═══ EXERCISE MATERIAL ═══

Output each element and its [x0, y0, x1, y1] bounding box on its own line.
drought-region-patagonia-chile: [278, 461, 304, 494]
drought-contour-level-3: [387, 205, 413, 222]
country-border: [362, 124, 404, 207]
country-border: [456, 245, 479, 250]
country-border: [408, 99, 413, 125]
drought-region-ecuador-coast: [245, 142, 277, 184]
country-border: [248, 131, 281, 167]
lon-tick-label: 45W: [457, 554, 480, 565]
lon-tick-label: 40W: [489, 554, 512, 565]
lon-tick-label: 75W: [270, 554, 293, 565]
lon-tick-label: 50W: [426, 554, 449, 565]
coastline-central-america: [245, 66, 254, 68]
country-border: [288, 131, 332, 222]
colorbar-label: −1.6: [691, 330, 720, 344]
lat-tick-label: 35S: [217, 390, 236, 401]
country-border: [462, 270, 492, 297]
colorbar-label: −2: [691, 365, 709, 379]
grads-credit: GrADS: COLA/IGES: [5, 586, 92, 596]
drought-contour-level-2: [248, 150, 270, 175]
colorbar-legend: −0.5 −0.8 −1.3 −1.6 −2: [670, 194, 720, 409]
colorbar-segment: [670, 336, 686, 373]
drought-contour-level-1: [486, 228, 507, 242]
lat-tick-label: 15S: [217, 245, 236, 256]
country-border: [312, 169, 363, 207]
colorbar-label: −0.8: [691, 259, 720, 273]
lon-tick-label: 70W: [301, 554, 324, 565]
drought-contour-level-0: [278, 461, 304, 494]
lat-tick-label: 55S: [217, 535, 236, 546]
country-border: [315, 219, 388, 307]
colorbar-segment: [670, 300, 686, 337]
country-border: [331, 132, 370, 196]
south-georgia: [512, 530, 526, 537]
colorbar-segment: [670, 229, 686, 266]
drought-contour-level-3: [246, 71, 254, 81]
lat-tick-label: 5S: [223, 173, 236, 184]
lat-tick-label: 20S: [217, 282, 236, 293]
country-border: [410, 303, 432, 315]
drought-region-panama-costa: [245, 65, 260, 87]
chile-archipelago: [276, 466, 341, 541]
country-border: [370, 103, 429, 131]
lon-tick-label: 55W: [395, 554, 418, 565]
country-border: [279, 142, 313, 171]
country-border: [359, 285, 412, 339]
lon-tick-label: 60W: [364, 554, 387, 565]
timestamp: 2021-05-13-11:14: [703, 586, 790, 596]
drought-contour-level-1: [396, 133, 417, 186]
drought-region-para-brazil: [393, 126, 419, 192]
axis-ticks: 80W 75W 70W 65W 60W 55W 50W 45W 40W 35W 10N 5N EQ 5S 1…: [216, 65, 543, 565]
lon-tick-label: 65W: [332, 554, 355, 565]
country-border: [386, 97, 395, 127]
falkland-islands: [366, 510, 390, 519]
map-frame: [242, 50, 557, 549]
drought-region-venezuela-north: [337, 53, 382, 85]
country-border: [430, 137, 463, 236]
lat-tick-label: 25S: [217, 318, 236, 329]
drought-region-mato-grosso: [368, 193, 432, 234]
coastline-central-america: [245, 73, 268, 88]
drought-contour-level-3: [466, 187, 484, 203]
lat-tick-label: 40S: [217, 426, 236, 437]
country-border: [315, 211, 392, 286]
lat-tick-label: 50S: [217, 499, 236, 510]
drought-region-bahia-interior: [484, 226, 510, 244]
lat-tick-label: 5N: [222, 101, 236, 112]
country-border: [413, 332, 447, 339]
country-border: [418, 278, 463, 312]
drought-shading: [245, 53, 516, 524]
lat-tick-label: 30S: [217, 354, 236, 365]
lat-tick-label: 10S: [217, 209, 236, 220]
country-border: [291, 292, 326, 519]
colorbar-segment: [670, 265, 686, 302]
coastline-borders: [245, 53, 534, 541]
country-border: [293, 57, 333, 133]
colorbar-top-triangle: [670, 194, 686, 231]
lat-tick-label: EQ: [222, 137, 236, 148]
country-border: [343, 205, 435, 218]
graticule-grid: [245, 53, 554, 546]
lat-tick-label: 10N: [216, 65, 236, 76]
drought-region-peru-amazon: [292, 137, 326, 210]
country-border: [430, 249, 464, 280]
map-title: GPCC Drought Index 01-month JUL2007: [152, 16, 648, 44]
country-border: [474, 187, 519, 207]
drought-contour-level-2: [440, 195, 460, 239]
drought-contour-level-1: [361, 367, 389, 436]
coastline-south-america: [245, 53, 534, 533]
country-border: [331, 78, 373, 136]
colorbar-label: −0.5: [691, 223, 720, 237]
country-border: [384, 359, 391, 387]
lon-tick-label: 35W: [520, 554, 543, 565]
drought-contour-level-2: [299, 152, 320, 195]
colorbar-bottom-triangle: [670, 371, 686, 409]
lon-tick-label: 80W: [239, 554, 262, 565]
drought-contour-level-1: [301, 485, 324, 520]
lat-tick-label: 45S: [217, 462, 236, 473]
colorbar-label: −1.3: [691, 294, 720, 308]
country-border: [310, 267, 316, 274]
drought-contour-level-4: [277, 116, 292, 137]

═══

** REQUIRED TASK **
Reproduce every one of the rows above verbatim, one per line and in the original order.

** SOLUTION TO THIS PROBLEM **
Output each element and its [x0, y0, x1, y1] bounding box on its own line.
drought-region-patagonia-chile: [278, 461, 304, 494]
drought-contour-level-3: [387, 205, 413, 222]
country-border: [362, 124, 404, 207]
country-border: [456, 245, 479, 250]
country-border: [408, 99, 413, 125]
drought-region-ecuador-coast: [245, 142, 277, 184]
country-border: [248, 131, 281, 167]
lon-tick-label: 45W: [457, 554, 480, 565]
lon-tick-label: 40W: [489, 554, 512, 565]
lon-tick-label: 75W: [270, 554, 293, 565]
lon-tick-label: 50W: [426, 554, 449, 565]
coastline-central-america: [245, 66, 254, 68]
country-border: [288, 131, 332, 222]
colorbar-label: −1.6: [691, 330, 720, 344]
lat-tick-label: 35S: [217, 390, 236, 401]
country-border: [462, 270, 492, 297]
colorbar-label: −2: [691, 365, 709, 379]
grads-credit: GrADS: COLA/IGES: [5, 586, 92, 596]
drought-contour-level-2: [248, 150, 270, 175]
colorbar-legend: −0.5 −0.8 −1.3 −1.6 −2: [670, 194, 720, 409]
colorbar-segment: [670, 336, 686, 373]
drought-contour-level-1: [486, 228, 507, 242]
lat-tick-label: 15S: [217, 245, 236, 256]
country-border: [312, 169, 363, 207]
colorbar-label: −0.8: [691, 259, 720, 273]
lon-tick-label: 70W: [301, 554, 324, 565]
drought-contour-level-0: [278, 461, 304, 494]
lat-tick-label: 55S: [217, 535, 236, 546]
country-border: [315, 219, 388, 307]
colorbar-segment: [670, 300, 686, 337]
country-border: [331, 132, 370, 196]
south-georgia: [512, 530, 526, 537]
colorbar-segment: [670, 229, 686, 266]
drought-contour-level-3: [246, 71, 254, 81]
lat-tick-label: 5S: [223, 173, 236, 184]
lat-tick-label: 20S: [217, 282, 236, 293]
country-border: [410, 303, 432, 315]
drought-region-panama-costa: [245, 65, 260, 87]
chile-archipelago: [276, 466, 341, 541]
country-border: [370, 103, 429, 131]
lon-tick-label: 55W: [395, 554, 418, 565]
country-border: [279, 142, 313, 171]
country-border: [359, 285, 412, 339]
lon-tick-label: 60W: [364, 554, 387, 565]
timestamp: 2021-05-13-11:14: [703, 586, 790, 596]
drought-contour-level-1: [396, 133, 417, 186]
drought-region-para-brazil: [393, 126, 419, 192]
axis-ticks: 80W 75W 70W 65W 60W 55W 50W 45W 40W 35W 10N 5N EQ 5S 1…: [216, 65, 543, 565]
lon-tick-label: 65W: [332, 554, 355, 565]
country-border: [386, 97, 395, 127]
falkland-islands: [366, 510, 390, 519]
map-frame: [242, 50, 557, 549]
drought-region-venezuela-north: [337, 53, 382, 85]
country-border: [430, 137, 463, 236]
lat-tick-label: 25S: [217, 318, 236, 329]
drought-region-mato-grosso: [368, 193, 432, 234]
coastline-central-america: [245, 73, 268, 88]
drought-contour-level-3: [466, 187, 484, 203]
lat-tick-label: 40S: [217, 426, 236, 437]
country-border: [315, 211, 392, 286]
lat-tick-label: 50S: [217, 499, 236, 510]
drought-region-bahia-interior: [484, 226, 510, 244]
lat-tick-label: 5N: [222, 101, 236, 112]
country-border: [413, 332, 447, 339]
country-border: [418, 278, 463, 312]
drought-shading: [245, 53, 516, 524]
lat-tick-label: 30S: [217, 354, 236, 365]
lat-tick-label: 10S: [217, 209, 236, 220]
country-border: [291, 292, 326, 519]
colorbar-segment: [670, 265, 686, 302]
coastline-borders: [245, 53, 534, 541]
country-border: [293, 57, 333, 133]
colorbar-top-triangle: [670, 194, 686, 231]
lat-tick-label: EQ: [222, 137, 236, 148]
country-border: [343, 205, 435, 218]
graticule-grid: [245, 53, 554, 546]
lat-tick-label: 10N: [216, 65, 236, 76]
drought-region-peru-amazon: [292, 137, 326, 210]
country-border: [430, 249, 464, 280]
map-title: GPCC Drought Index 01-month JUL2007: [152, 16, 648, 44]
country-border: [474, 187, 519, 207]
drought-contour-level-2: [440, 195, 460, 239]
drought-contour-level-1: [361, 367, 389, 436]
coastline-south-america: [245, 53, 534, 533]
country-border: [331, 78, 373, 136]
colorbar-label: −0.5: [691, 223, 720, 237]
country-border: [384, 359, 391, 387]
lon-tick-label: 35W: [520, 554, 543, 565]
drought-contour-level-2: [299, 152, 320, 195]
colorbar-bottom-triangle: [670, 371, 686, 409]
lon-tick-label: 80W: [239, 554, 262, 565]
drought-contour-level-1: [301, 485, 324, 520]
lat-tick-label: 45S: [217, 462, 236, 473]
colorbar-label: −1.3: [691, 294, 720, 308]
country-border: [310, 267, 316, 274]
drought-contour-level-4: [277, 116, 292, 137]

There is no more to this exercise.